◆ Consignes de l'exercice:
1. Dans le texte sur les fusions en 2015, quel seuil le volume mondial des fusions et acquisitions d'entreprises a-t-il dépassé cette année-là ?
2. Poursuivez, s'il vous plaît, le texte sur le bilan des fusions de 2015 après sa dernière phrase.

------ Extrait fourni ------

Actualité des fusions : bilan de l’année 2015
Le volume des fusions et acquisitions d’entreprises dans le monde a dépassé le seuil des 5 000 milliards de dollars au cours de l’année 2015. Ce chiffre record s’explique par le volume unitaire des opérations et non par leur nombre : au moins 10 opérations ont porté sur plus de 50 milliards de dollars.
Il est donc certain que le droit des restructurations, accompagnant ce phénomène, suscite un intérêt particulier. On en restera, pour cette présentation, à des questions relevant du seul droit français et qui constituent une actualité très riche. La fusion donne prise à deux types de contentieux. D’abord, la fusion a une dimension procédurale qui fait naître de multiples contestations ; ensuite, la fusion a pour conséquence une transmission universelle du patrimoine dont les contours sont toujours mouvants.

------ Extraits de données ------

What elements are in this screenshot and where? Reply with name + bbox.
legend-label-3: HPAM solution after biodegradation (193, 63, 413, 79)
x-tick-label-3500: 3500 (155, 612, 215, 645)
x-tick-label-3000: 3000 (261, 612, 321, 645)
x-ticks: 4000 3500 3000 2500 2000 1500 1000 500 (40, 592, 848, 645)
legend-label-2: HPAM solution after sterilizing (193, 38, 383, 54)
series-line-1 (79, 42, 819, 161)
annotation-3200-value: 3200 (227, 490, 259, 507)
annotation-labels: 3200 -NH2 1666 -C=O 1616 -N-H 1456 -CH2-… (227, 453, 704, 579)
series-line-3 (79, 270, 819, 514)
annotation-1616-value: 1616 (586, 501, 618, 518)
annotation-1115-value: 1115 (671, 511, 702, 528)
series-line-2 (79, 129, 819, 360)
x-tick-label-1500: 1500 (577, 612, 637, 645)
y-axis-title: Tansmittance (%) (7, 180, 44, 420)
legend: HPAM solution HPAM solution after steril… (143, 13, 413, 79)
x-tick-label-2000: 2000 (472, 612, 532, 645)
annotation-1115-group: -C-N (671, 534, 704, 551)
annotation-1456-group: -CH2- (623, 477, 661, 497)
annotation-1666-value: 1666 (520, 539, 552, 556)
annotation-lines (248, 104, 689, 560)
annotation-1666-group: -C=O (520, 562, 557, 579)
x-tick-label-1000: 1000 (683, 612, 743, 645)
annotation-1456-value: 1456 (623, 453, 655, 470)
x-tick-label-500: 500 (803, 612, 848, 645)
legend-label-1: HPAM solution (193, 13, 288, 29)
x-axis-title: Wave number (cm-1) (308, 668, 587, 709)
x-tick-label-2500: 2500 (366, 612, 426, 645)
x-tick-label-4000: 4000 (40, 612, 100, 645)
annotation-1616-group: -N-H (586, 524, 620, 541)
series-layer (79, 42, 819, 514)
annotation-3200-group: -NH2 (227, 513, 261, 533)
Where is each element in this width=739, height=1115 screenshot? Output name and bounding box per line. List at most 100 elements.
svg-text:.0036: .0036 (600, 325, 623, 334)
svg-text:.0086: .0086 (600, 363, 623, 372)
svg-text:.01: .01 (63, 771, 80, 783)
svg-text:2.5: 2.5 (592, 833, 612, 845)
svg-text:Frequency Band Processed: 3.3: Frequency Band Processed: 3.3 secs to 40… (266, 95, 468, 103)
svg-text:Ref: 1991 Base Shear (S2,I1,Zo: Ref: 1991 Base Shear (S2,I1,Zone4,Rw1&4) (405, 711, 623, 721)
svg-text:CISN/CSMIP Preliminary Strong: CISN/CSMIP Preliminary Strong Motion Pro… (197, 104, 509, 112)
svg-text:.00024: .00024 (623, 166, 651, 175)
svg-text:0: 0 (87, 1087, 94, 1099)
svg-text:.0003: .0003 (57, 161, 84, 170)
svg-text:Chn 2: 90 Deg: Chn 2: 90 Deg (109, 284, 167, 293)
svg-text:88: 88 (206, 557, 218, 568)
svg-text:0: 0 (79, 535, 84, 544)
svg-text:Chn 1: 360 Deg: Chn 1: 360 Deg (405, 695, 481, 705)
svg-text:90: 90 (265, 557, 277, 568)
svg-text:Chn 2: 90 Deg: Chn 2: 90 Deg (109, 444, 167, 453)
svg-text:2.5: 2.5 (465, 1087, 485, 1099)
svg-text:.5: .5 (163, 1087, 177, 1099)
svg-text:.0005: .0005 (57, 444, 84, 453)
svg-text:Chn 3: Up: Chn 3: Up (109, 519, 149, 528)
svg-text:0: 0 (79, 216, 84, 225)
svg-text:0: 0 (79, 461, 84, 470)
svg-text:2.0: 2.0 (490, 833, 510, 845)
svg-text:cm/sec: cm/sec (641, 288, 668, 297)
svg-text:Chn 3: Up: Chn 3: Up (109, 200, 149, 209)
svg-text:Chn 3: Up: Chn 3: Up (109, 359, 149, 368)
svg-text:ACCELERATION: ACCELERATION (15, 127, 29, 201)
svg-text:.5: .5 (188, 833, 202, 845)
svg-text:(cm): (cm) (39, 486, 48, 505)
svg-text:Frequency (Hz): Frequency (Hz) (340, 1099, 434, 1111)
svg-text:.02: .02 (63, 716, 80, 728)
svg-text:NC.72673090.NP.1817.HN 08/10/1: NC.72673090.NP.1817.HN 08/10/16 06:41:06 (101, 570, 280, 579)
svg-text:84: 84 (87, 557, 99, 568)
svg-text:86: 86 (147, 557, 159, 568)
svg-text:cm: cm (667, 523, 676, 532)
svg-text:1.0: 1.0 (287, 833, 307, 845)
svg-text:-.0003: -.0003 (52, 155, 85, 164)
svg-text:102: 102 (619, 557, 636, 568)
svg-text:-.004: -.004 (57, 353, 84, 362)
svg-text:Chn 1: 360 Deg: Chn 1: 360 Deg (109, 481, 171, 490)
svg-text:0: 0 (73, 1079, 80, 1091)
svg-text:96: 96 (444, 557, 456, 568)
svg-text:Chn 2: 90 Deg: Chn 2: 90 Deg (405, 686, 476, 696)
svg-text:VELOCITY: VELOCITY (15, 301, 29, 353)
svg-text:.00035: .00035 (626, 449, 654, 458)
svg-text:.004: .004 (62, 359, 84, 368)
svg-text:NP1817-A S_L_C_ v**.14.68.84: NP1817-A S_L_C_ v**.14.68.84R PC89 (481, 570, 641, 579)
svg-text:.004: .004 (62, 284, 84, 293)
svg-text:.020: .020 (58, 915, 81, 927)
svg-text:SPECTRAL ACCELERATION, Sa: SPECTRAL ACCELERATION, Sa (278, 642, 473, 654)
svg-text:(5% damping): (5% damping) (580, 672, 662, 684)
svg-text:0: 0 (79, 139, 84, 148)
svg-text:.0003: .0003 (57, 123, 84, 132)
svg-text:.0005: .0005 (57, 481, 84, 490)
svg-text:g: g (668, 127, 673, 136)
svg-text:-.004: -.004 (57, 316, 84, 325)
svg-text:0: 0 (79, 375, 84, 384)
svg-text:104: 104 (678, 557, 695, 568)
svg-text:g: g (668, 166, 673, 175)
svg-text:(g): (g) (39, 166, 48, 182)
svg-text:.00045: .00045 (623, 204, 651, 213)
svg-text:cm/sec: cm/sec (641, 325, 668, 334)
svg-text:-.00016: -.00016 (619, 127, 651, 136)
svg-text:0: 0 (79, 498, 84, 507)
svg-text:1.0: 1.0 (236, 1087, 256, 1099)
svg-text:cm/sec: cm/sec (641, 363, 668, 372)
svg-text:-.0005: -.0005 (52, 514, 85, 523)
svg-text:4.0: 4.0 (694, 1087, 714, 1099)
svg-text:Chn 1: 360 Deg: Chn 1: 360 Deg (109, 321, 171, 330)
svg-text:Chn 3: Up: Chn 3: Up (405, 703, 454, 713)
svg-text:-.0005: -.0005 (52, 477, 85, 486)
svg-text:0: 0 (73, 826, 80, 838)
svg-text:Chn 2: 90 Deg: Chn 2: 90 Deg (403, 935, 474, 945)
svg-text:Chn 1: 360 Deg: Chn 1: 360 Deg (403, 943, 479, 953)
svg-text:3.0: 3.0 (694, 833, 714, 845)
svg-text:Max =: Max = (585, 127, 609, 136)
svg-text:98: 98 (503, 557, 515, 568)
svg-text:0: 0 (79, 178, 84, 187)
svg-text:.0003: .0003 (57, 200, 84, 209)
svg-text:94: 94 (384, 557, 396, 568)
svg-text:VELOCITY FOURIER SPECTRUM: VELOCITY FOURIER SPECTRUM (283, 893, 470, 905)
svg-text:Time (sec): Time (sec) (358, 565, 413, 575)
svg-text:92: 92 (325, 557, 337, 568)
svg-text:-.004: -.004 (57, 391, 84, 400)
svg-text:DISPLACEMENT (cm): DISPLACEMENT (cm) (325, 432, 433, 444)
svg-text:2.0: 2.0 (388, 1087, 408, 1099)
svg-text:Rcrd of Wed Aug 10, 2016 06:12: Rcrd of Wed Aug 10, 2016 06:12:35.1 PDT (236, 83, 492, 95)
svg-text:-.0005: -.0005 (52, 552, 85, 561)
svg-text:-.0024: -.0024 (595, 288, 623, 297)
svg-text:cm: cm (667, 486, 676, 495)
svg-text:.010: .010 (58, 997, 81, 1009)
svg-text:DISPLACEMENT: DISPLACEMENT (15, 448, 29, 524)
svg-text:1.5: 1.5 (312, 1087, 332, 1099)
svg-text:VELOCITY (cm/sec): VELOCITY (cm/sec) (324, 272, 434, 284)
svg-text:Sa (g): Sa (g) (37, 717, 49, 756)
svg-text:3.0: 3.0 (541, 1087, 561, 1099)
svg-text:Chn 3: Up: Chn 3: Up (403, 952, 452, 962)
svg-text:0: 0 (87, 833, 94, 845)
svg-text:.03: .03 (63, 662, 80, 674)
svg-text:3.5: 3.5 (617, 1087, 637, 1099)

------

◆ Réponses:
1. Le seuil des 5 000 milliards de dollars.

2.
I. Les aspects procéduraux
La première question est relative au domaine d’application de la procédure des fusions. Un avis du Comité de coordination du registre du commerce et des sociétés (CCRS, avis n° 2015-03 du 5 février 2015) a retenu l’attention sur ce point. Il a été considéré qu’une société placée en redressement ou en liquidation judiciaire ne pouvait pas faire l’objet d’une fusion-absorption. Cet avis vient confirmer une décision rendue par la Cour de cassation le 12 juillet 2005 (pourvoi n° 03-14.809), qui avait décidé que les « principes gouvernant le redressement et la liquidation judiciaires des entreprises en difficultés » s’opposaient à ce qu’une transmission universelle de patrimoine ait lieu après l’ouverture d’une telle procédure. Rendue à propos de la transmission résultant de la réunion en une seule main des parts d’une société, il avait été admis que cette solution était applicable aux opérations de fusion, de scission et d’apport partiel d’actifs.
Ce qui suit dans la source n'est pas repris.